▶ **WORK TO COMPLETE**
Extract each line containing the string "text".
◆ ◆ ◆ ◆ ◆
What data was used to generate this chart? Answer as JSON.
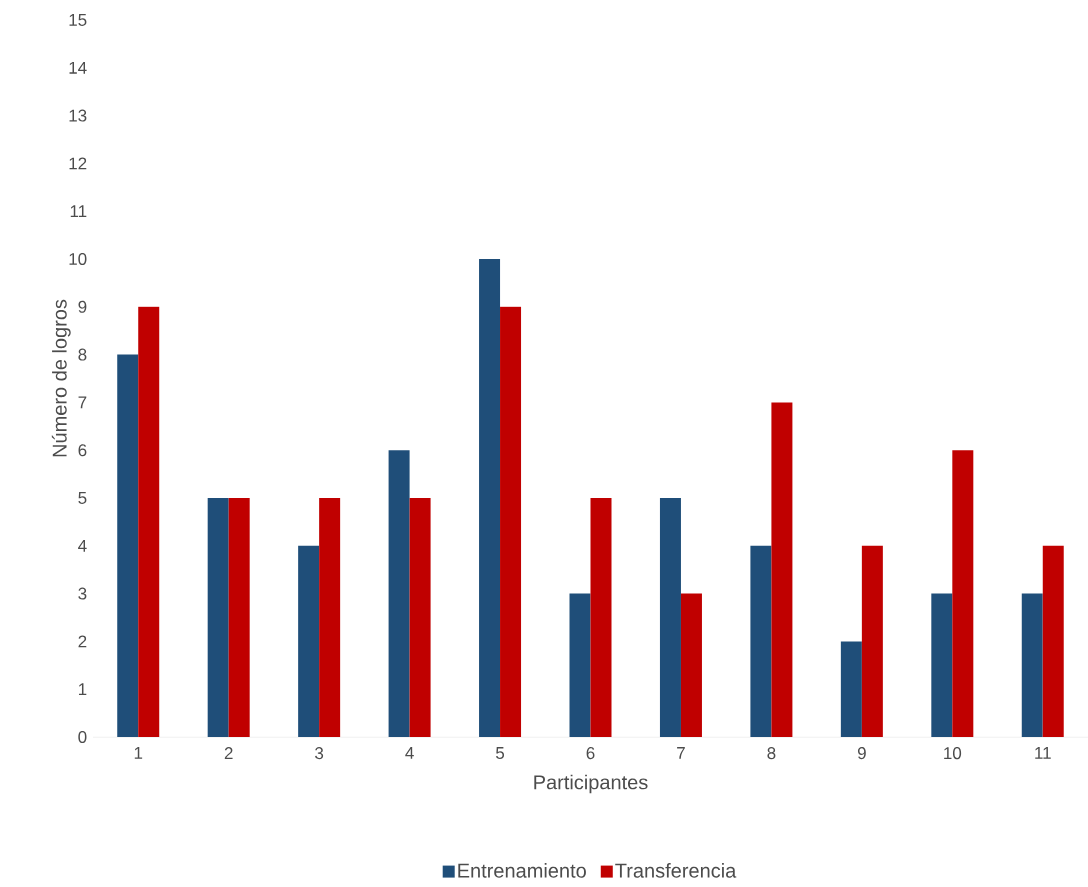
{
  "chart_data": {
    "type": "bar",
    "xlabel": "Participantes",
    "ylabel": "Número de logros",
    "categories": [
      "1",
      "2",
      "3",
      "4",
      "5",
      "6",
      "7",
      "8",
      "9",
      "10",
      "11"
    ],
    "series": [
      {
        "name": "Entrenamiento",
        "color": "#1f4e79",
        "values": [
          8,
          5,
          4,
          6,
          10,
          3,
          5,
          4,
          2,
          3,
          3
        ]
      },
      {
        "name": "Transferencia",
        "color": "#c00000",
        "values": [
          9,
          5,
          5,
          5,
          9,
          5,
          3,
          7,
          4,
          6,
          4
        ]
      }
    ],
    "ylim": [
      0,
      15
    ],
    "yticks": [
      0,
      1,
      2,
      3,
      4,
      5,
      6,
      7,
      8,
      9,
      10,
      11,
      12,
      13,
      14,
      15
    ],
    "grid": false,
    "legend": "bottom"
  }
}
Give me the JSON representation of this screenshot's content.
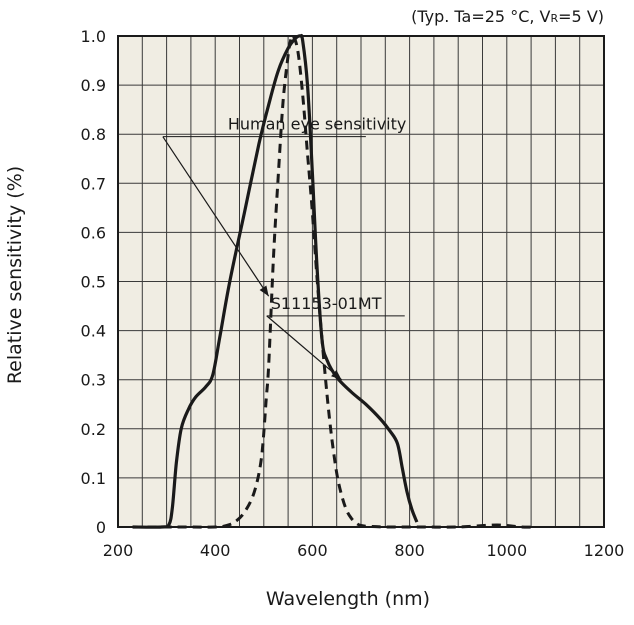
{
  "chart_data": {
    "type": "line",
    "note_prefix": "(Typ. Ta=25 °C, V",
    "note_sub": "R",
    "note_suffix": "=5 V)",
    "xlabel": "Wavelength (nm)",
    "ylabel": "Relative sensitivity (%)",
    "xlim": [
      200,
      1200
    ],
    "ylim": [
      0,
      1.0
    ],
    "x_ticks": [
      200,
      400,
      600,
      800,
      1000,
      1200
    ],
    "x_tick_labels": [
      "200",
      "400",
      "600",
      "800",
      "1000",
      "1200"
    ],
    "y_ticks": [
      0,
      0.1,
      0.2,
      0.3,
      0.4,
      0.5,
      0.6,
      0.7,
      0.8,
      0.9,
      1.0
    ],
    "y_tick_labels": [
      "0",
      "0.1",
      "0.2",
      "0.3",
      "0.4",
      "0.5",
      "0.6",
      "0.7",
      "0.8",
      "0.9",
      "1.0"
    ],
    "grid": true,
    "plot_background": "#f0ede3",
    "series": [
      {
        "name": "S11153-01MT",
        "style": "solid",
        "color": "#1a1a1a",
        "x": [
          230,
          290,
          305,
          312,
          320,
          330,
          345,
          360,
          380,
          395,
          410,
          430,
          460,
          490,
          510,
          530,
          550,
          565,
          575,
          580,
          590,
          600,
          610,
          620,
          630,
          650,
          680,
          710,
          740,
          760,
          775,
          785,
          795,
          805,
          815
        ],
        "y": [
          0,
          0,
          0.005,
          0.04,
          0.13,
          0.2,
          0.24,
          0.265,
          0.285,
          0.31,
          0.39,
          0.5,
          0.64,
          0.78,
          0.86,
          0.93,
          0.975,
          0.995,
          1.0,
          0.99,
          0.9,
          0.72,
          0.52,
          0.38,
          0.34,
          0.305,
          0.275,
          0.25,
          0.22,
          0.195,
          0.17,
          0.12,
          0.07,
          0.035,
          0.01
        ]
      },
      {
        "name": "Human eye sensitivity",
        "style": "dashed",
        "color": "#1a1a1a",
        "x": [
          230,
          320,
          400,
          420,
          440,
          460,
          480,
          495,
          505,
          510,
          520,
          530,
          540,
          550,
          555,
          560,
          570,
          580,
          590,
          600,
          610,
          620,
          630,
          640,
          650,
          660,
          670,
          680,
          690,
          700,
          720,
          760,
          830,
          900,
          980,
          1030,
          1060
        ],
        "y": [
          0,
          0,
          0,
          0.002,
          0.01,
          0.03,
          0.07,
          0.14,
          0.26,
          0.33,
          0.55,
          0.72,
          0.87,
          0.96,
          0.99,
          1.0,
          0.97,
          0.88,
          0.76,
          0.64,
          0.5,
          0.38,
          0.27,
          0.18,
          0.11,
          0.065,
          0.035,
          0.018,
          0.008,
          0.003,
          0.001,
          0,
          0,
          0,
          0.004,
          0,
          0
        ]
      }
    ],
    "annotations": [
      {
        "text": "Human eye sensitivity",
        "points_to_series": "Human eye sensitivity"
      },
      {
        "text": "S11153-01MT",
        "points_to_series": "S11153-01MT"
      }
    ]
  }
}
◆ ◆ ◆ ◆ ◆
▶ **ANSWER FOR THE TASK**
        "text": "Human eye sensitivity",
        "text": "S11153-01MT",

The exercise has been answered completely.